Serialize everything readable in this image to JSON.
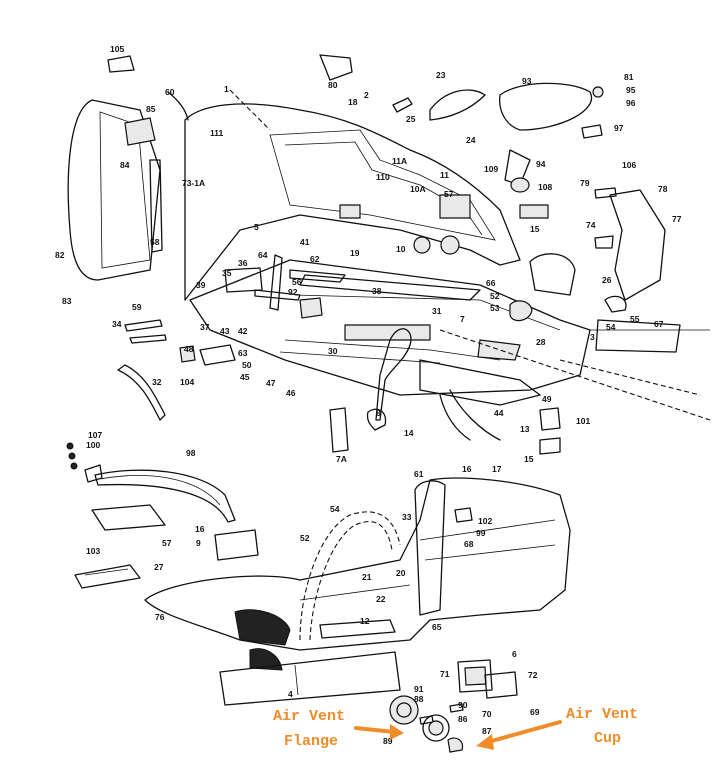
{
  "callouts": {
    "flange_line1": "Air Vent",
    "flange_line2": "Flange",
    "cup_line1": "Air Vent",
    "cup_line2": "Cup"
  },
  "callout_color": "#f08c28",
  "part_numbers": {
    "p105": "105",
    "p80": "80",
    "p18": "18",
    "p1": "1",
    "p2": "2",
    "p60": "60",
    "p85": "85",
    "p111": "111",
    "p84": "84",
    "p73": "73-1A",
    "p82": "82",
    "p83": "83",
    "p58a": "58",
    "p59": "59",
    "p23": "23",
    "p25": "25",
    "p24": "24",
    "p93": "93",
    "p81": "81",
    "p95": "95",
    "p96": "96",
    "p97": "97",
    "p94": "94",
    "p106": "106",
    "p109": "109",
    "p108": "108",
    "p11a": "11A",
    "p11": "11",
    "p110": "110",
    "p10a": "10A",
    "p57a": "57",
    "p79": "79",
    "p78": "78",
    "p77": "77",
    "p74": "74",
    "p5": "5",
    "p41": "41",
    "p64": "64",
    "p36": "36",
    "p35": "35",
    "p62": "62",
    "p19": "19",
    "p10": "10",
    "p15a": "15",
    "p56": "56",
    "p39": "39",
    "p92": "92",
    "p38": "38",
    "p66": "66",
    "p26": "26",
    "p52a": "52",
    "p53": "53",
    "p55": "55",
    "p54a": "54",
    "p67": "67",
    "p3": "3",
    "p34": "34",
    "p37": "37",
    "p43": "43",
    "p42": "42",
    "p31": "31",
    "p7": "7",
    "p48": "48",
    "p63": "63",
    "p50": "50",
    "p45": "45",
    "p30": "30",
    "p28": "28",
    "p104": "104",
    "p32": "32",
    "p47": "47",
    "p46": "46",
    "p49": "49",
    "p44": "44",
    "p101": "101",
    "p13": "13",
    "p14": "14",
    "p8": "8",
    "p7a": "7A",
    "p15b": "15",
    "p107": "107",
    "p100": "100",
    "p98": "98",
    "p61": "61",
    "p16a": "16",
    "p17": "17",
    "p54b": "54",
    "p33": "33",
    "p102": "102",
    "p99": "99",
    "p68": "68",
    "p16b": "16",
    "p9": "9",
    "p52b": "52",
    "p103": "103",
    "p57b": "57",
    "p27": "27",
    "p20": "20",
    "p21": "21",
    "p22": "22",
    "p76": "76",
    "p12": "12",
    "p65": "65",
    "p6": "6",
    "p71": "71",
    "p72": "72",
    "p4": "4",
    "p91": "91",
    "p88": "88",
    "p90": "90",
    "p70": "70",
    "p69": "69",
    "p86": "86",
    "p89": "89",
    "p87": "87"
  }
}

::::::

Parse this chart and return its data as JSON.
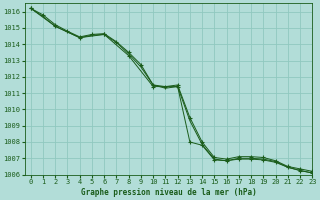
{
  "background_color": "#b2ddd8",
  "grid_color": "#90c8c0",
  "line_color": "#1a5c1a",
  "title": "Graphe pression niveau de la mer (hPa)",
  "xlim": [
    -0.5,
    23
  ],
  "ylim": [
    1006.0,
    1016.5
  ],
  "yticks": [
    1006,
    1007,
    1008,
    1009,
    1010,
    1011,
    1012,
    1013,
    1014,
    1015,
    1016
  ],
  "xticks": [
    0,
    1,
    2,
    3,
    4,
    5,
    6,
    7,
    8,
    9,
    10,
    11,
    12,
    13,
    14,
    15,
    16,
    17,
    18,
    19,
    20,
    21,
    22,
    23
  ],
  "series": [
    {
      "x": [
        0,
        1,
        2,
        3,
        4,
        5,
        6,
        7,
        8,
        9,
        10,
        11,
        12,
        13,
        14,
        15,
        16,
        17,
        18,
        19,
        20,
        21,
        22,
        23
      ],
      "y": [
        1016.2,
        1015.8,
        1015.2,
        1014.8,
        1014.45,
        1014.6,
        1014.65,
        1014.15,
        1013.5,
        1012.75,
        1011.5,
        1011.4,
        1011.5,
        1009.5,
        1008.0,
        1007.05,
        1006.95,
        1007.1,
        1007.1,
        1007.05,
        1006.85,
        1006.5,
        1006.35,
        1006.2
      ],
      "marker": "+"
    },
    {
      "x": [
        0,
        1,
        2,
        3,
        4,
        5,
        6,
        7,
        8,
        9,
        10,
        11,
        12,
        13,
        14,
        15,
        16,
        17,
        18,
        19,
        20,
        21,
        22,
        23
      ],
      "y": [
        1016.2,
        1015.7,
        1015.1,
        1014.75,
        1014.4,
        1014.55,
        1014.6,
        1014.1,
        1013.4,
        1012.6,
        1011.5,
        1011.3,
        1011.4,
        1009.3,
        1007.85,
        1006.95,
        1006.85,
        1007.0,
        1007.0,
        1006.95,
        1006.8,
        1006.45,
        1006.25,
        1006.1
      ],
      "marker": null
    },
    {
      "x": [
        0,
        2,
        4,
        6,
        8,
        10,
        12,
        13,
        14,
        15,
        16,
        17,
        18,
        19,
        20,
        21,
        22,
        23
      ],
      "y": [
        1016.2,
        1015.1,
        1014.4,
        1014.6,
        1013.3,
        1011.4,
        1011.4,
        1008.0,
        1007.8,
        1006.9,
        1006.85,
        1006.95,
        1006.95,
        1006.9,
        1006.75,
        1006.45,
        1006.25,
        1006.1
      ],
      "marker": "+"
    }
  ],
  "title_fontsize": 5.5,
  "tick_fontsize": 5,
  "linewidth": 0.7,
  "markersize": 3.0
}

::::::

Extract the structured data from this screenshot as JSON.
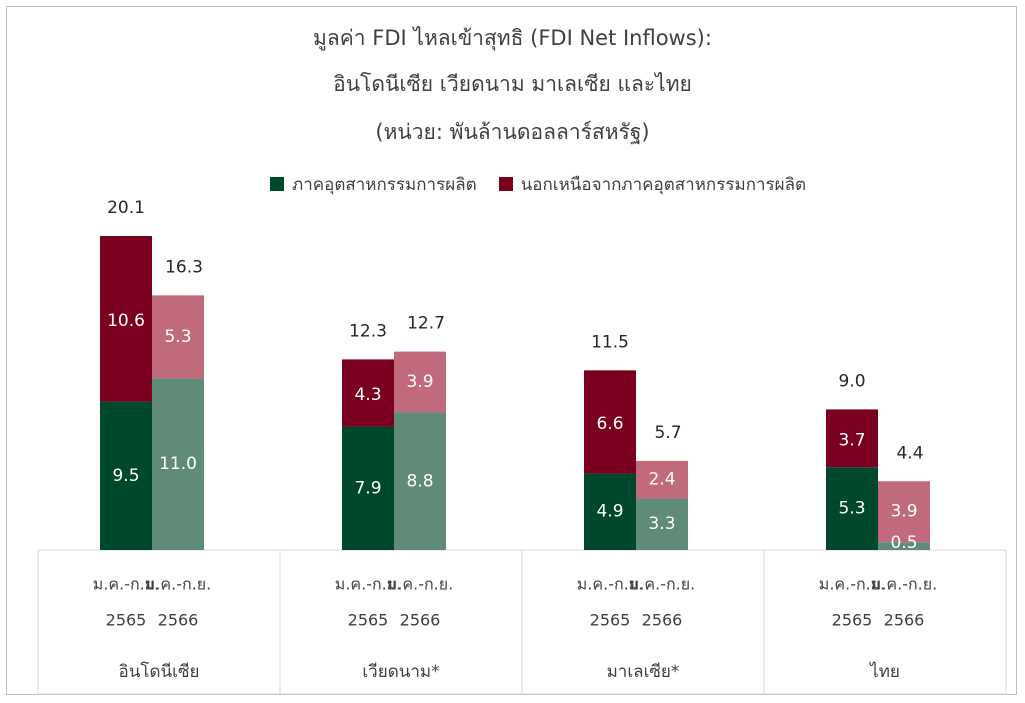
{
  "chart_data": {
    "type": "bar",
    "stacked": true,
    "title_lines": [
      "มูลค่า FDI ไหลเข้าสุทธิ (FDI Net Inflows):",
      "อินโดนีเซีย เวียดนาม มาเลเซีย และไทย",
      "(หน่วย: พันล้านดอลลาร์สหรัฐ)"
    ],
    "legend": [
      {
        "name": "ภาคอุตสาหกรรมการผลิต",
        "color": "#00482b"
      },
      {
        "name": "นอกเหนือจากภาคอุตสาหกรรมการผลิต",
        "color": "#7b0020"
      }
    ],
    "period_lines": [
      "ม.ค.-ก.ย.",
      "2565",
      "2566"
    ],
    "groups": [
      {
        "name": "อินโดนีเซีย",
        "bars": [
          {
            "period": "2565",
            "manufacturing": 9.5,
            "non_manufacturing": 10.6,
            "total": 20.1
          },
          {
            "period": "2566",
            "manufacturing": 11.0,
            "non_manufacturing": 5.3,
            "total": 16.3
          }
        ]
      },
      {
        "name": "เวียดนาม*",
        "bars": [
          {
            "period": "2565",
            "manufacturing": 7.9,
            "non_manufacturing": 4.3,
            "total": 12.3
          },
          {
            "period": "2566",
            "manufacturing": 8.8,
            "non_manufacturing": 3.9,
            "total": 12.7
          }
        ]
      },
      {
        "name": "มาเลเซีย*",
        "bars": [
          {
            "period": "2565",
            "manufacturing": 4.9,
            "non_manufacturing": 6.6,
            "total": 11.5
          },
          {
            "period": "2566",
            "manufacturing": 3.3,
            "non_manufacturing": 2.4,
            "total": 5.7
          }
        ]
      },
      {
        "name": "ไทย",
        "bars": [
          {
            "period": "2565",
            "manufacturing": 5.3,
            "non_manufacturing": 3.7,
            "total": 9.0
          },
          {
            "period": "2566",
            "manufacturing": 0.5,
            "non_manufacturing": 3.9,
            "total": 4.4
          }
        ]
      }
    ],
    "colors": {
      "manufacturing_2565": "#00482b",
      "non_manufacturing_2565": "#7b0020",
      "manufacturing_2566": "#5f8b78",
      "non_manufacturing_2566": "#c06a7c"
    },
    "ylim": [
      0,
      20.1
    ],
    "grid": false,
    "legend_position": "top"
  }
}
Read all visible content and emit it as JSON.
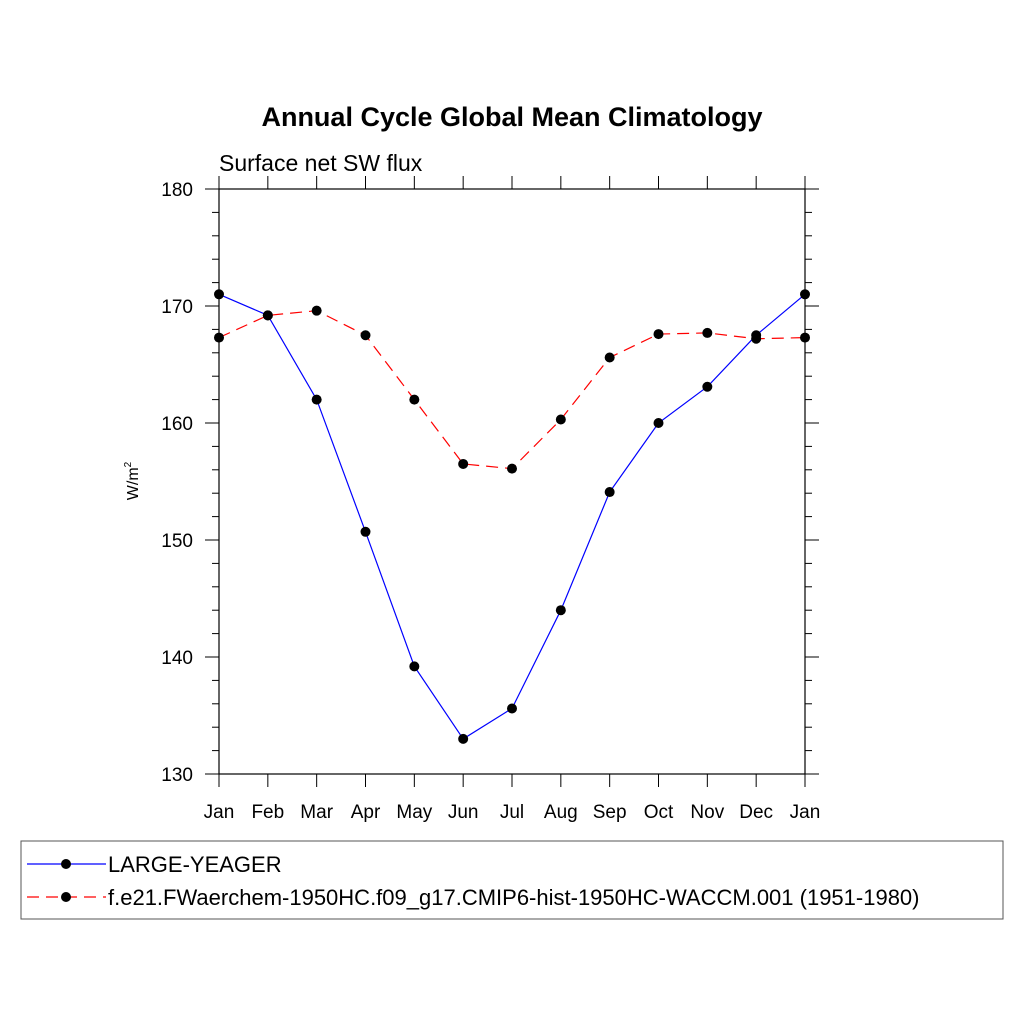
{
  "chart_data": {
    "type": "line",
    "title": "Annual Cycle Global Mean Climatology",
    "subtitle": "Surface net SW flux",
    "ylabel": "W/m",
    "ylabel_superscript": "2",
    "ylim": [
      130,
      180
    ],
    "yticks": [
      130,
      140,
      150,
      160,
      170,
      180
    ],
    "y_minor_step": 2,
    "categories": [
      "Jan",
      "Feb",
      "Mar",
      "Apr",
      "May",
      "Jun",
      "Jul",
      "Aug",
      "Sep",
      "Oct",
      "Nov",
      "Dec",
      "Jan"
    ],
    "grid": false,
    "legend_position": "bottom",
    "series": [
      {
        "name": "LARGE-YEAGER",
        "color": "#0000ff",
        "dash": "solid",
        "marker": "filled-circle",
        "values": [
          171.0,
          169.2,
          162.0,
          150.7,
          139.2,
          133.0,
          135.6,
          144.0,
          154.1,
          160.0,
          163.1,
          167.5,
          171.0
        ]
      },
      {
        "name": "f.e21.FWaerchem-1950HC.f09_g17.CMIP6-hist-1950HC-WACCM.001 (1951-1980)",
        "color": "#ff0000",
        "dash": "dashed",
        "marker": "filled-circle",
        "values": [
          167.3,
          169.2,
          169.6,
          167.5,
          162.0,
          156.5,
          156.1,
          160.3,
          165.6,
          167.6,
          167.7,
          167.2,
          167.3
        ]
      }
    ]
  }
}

::::::

### What needs to be done
From the listing, copy every line where the string "Vent" appears.

### Solution below
    "flange_line1": "Air Vent",
    "cup_line1": "Air Vent",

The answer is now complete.